____ Extracted material

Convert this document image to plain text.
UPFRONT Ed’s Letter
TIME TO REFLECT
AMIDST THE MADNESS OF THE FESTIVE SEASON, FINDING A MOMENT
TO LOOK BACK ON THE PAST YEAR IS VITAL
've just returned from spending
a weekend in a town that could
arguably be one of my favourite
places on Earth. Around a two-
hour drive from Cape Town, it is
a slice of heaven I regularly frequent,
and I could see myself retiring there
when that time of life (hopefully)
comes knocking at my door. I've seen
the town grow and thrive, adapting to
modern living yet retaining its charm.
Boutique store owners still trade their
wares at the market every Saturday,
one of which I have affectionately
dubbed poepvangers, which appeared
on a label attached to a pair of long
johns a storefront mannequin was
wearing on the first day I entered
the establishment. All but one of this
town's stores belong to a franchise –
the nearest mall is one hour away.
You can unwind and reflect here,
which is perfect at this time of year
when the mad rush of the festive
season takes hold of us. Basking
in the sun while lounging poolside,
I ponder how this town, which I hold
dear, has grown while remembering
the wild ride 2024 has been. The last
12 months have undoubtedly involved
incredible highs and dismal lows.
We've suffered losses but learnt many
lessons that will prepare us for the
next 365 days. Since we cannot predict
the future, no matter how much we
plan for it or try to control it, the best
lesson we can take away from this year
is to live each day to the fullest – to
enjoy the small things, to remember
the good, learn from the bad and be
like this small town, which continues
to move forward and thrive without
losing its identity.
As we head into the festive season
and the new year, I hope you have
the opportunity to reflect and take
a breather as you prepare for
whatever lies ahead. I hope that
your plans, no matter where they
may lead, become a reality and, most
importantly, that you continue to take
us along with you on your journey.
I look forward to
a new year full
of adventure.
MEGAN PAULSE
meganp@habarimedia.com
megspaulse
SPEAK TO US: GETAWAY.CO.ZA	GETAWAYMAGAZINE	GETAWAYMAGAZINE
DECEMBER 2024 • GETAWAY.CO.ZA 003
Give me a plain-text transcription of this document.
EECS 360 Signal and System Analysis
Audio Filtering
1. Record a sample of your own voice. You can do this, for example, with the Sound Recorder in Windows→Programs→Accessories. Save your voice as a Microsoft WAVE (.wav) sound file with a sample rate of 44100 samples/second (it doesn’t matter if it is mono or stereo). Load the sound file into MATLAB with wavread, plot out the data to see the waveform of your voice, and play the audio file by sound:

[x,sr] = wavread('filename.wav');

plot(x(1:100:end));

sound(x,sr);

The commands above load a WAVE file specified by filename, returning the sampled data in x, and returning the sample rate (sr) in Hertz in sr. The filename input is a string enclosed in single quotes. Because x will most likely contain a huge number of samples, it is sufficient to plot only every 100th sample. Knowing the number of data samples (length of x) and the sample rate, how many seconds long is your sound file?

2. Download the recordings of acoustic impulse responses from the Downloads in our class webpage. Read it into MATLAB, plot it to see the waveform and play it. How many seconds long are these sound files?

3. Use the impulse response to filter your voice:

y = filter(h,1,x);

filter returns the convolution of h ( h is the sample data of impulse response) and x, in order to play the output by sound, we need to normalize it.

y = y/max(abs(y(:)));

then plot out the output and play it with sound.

________

**Given request**. Extract the data exactly as given.

**Reply**.
Convert this document image to plain text.
UPFRONT Ed’s Letter
TIME TO REFLECT
AMIDST THE MADNESS OF THE FESTIVE SEASON, FINDING A MOMENT
TO LOOK BACK ON THE PAST YEAR IS VITAL
've just returned from spending
a weekend in a town that could
arguably be one of my favourite
places on Earth. Around a two-
hour drive from Cape Town, it is
a slice of heaven I regularly frequent,
and I could see myself retiring there
when that time of life (hopefully)
comes knocking at my door. I've seen
the town grow and thrive, adapting to
modern living yet retaining its charm.
Boutique store owners still trade their
wares at the market every Saturday,
one of which I have affectionately
dubbed poepvangers, which appeared
on a label attached to a pair of long
johns a storefront mannequin was
wearing on the first day I entered
the establishment. All but one of this
town's stores belong to a franchise –
the nearest mall is one hour away.
You can unwind and reflect here,
which is perfect at this time of year
when the mad rush of the festive
season takes hold of us. Basking
in the sun while lounging poolside,
I ponder how this town, which I hold
dear, has grown while remembering
the wild ride 2024 has been. The last
12 months have undoubtedly involved
incredible highs and dismal lows.
We've suffered losses but learnt many
lessons that will prepare us for the
next 365 days. Since we cannot predict
the future, no matter how much we
plan for it or try to control it, the best
lesson we can take away from this year
is to live each day to the fullest – to
enjoy the small things, to remember
the good, learn from the bad and be
like this small town, which continues
to move forward and thrive without
losing its identity.
As we head into the festive season
and the new year, I hope you have
the opportunity to reflect and take
a breather as you prepare for
whatever lies ahead. I hope that
your plans, no matter where they
may lead, become a reality and, most
importantly, that you continue to take
us along with you on your journey.
I look forward to
a new year full
of adventure.
MEGAN PAULSE
meganp@habarimedia.com
megspaulse
SPEAK TO US: GETAWAY.CO.ZA	GETAWAYMAGAZINE	GETAWAYMAGAZINE
DECEMBER 2024 • GETAWAY.CO.ZA 003
Give me a plain-text transcription of this document.
EECS 360 Signal and System Analysis
Audio Filtering
1. Record a sample of your own voice. You can do this, for example, with the Sound Recorder in Windows→Programs→Accessories. Save your voice as a Microsoft WAVE (.wav) sound file with a sample rate of 44100 samples/second (it doesn’t matter if it is mono or stereo). Load the sound file into MATLAB with wavread, plot out the data to see the waveform of your voice, and play the audio file by sound:

[x,sr] = wavread('filename.wav');

plot(x(1:100:end));

sound(x,sr);

The commands above load a WAVE file specified by filename, returning the sampled data in x, and returning the sample rate (sr) in Hertz in sr. The filename input is a string enclosed in single quotes. Because x will most likely contain a huge number of samples, it is sufficient to plot only every 100th sample. Knowing the number of data samples (length of x) and the sample rate, how many seconds long is your sound file?

2. Download the recordings of acoustic impulse responses from the Downloads in our class webpage. Read it into MATLAB, plot it to see the waveform and play it. How many seconds long are these sound files?

3. Use the impulse response to filter your voice:

y = filter(h,1,x);

filter returns the convolution of h ( h is the sample data of impulse response) and x, in order to play the output by sound, we need to normalize it.

y = y/max(abs(y(:)));

then plot out the output and play it with sound.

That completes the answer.